REQUIREMENT: Every entry must be repeated exactly. Exclude all pictures.

MATERIAL:
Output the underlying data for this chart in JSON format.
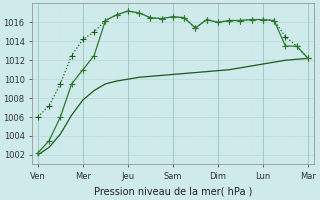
{
  "bg_color": "#ceeaea",
  "grid_major_color": "#b0d4d4",
  "grid_minor_color": "#daf0f0",
  "xlabel": "Pression niveau de la mer( hPa )",
  "ylim": [
    1001.0,
    1018.0
  ],
  "yticks": [
    1002,
    1004,
    1006,
    1008,
    1010,
    1012,
    1014,
    1016
  ],
  "x_labels": [
    "Ven",
    "Mer",
    "Jeu",
    "Sam",
    "Dim",
    "Lun",
    "Mar"
  ],
  "x_tick_positions": [
    0,
    4,
    8,
    12,
    16,
    20,
    24
  ],
  "n_points": 25,
  "line_upper": [
    1006.0,
    1007.2,
    1009.5,
    1012.5,
    1014.2,
    1015.0,
    1016.2,
    1016.8,
    1017.2,
    1017.0,
    1016.5,
    1016.4,
    1016.6,
    1016.5,
    1015.4,
    1016.3,
    1016.0,
    1016.2,
    1016.2,
    1016.3,
    1016.3,
    1016.2,
    1014.5,
    1013.5,
    1012.2
  ],
  "line_lower": [
    1002.2,
    1003.5,
    1006.0,
    1009.5,
    1011.0,
    1012.5,
    1016.2,
    1016.8,
    1017.2,
    1017.0,
    1016.5,
    1016.4,
    1016.6,
    1016.5,
    1015.4,
    1016.3,
    1016.0,
    1016.2,
    1016.2,
    1016.3,
    1016.3,
    1016.2,
    1013.5,
    1013.5,
    1012.2
  ],
  "line_smooth": [
    1002.0,
    1002.8,
    1004.2,
    1006.2,
    1007.8,
    1008.8,
    1009.5,
    1009.8,
    1010.0,
    1010.2,
    1010.3,
    1010.4,
    1010.5,
    1010.6,
    1010.7,
    1010.8,
    1010.9,
    1011.0,
    1011.2,
    1011.4,
    1011.6,
    1011.8,
    1012.0,
    1012.1,
    1012.2
  ],
  "figsize": [
    3.2,
    2.0
  ],
  "dpi": 100
}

TASK RESULT:
Output the underlying data for this chart in JSON format.
{
  "bg_color": "#ceeaea",
  "grid_major_color": "#b0d4d4",
  "grid_minor_color": "#daf0f0",
  "xlabel": "Pression niveau de la mer( hPa )",
  "ylim": [
    1001.0,
    1018.0
  ],
  "yticks": [
    1002,
    1004,
    1006,
    1008,
    1010,
    1012,
    1014,
    1016
  ],
  "x_labels": [
    "Ven",
    "Mer",
    "Jeu",
    "Sam",
    "Dim",
    "Lun",
    "Mar"
  ],
  "x_tick_positions": [
    0,
    4,
    8,
    12,
    16,
    20,
    24
  ],
  "n_points": 25,
  "line_upper": [
    1006.0,
    1007.2,
    1009.5,
    1012.5,
    1014.2,
    1015.0,
    1016.2,
    1016.8,
    1017.2,
    1017.0,
    1016.5,
    1016.4,
    1016.6,
    1016.5,
    1015.4,
    1016.3,
    1016.0,
    1016.2,
    1016.2,
    1016.3,
    1016.3,
    1016.2,
    1014.5,
    1013.5,
    1012.2
  ],
  "line_lower": [
    1002.2,
    1003.5,
    1006.0,
    1009.5,
    1011.0,
    1012.5,
    1016.2,
    1016.8,
    1017.2,
    1017.0,
    1016.5,
    1016.4,
    1016.6,
    1016.5,
    1015.4,
    1016.3,
    1016.0,
    1016.2,
    1016.2,
    1016.3,
    1016.3,
    1016.2,
    1013.5,
    1013.5,
    1012.2
  ],
  "line_smooth": [
    1002.0,
    1002.8,
    1004.2,
    1006.2,
    1007.8,
    1008.8,
    1009.5,
    1009.8,
    1010.0,
    1010.2,
    1010.3,
    1010.4,
    1010.5,
    1010.6,
    1010.7,
    1010.8,
    1010.9,
    1011.0,
    1011.2,
    1011.4,
    1011.6,
    1011.8,
    1012.0,
    1012.1,
    1012.2
  ],
  "figsize": [
    3.2,
    2.0
  ],
  "dpi": 100
}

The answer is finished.